TASK DETAILS |
Pull out all lines from the listing below in which the word "upload" appears.

## Begin GIVEN DATA

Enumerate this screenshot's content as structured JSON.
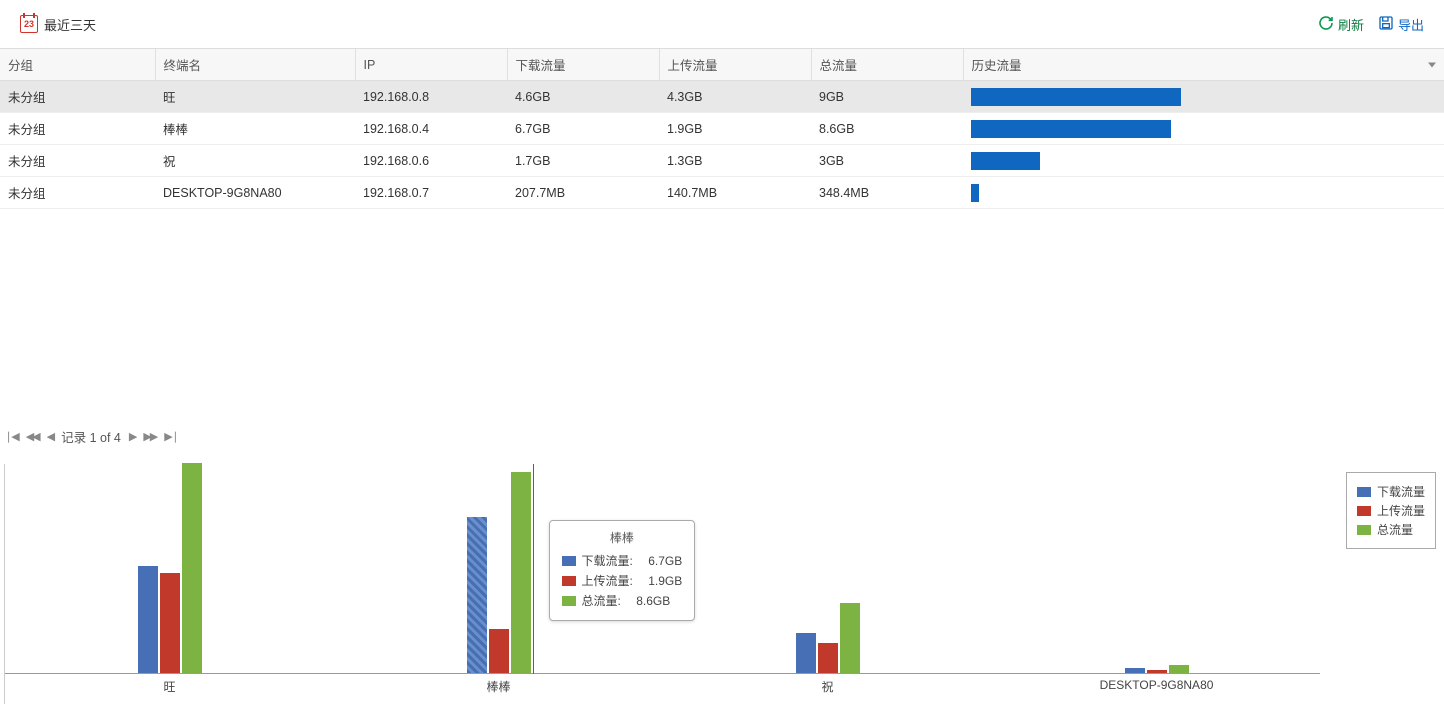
{
  "toolbar": {
    "date_day": "23",
    "date_label": "最近三天",
    "refresh": "刷新",
    "export": "导出"
  },
  "table": {
    "headers": {
      "group": "分组",
      "name": "终端名",
      "ip": "IP",
      "download": "下载流量",
      "upload": "上传流量",
      "total": "总流量",
      "history": "历史流量"
    },
    "rows": [
      {
        "group": "未分组",
        "name": "旺",
        "ip": "192.168.0.8",
        "download": "4.6GB",
        "upload": "4.3GB",
        "total": "9GB",
        "hist_pct": 100
      },
      {
        "group": "未分组",
        "name": "棒棒",
        "ip": "192.168.0.4",
        "download": "6.7GB",
        "upload": "1.9GB",
        "total": "8.6GB",
        "hist_pct": 95
      },
      {
        "group": "未分组",
        "name": "祝",
        "ip": "192.168.0.6",
        "download": "1.7GB",
        "upload": "1.3GB",
        "total": "3GB",
        "hist_pct": 33
      },
      {
        "group": "未分组",
        "name": "DESKTOP-9G8NA80",
        "ip": "192.168.0.7",
        "download": "207.7MB",
        "upload": "140.7MB",
        "total": "348.4MB",
        "hist_pct": 4
      }
    ]
  },
  "pager": {
    "label_prefix": "记录 ",
    "position": "1 of 4"
  },
  "legend": {
    "download": "下载流量",
    "upload": "上传流量",
    "total": "总流量"
  },
  "tooltip": {
    "title": "棒棒",
    "rows": [
      {
        "label": "下载流量:",
        "value": "6.7GB",
        "color": "#466fb5"
      },
      {
        "label": "上传流量:",
        "value": "1.9GB",
        "color": "#c0392b"
      },
      {
        "label": "总流量:",
        "value": "8.6GB",
        "color": "#7cb342"
      }
    ]
  },
  "chart_data": {
    "type": "bar",
    "categories": [
      "旺",
      "棒棒",
      "祝",
      "DESKTOP-9G8NA80"
    ],
    "series": [
      {
        "name": "下载流量",
        "values_gb": [
          4.6,
          6.7,
          1.7,
          0.203
        ],
        "color": "#466fb5"
      },
      {
        "name": "上传流量",
        "values_gb": [
          4.3,
          1.9,
          1.3,
          0.137
        ],
        "color": "#c0392b"
      },
      {
        "name": "总流量",
        "values_gb": [
          9.0,
          8.6,
          3.0,
          0.34
        ],
        "color": "#7cb342"
      }
    ],
    "ylim_gb": [
      0,
      9
    ],
    "hovered_index": 1
  }
}
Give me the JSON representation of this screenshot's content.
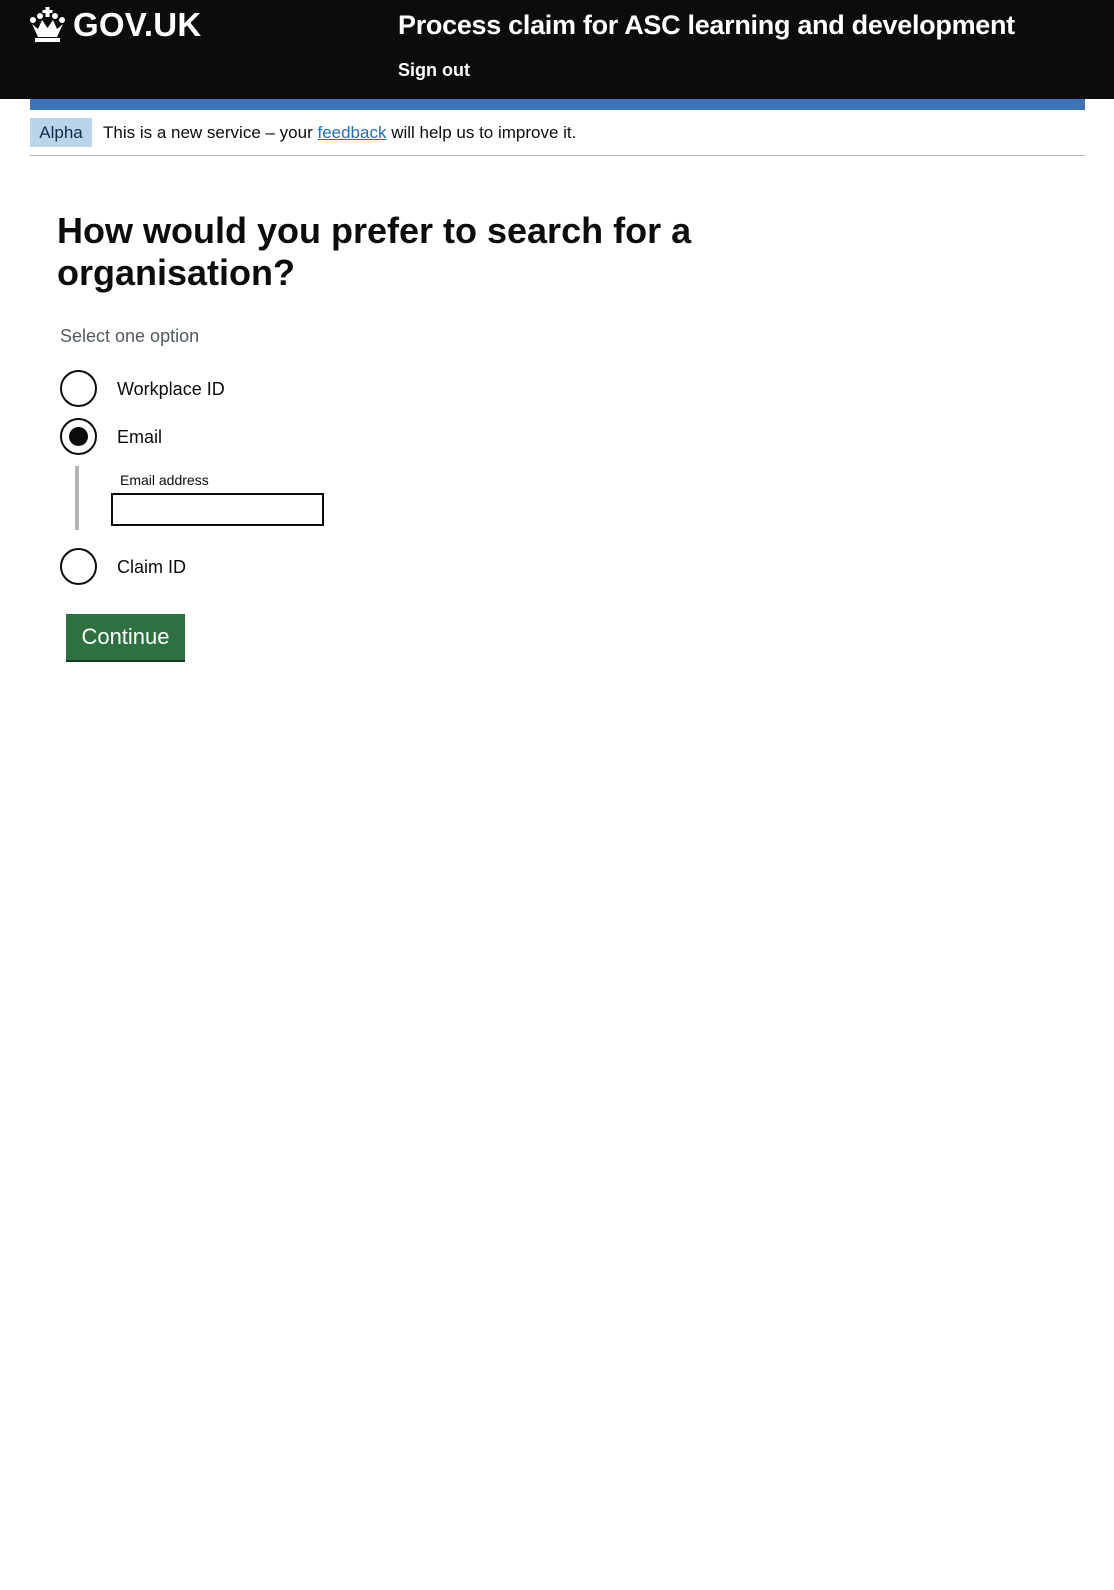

## End GIVEN DATA

RESPONSE |
      "upload": "上传流量",
        "upload": "4.3GB",
        "upload": "1.9GB",
        "upload": "1.3GB",
        "upload": "140.7MB",
    "upload": "上传流量",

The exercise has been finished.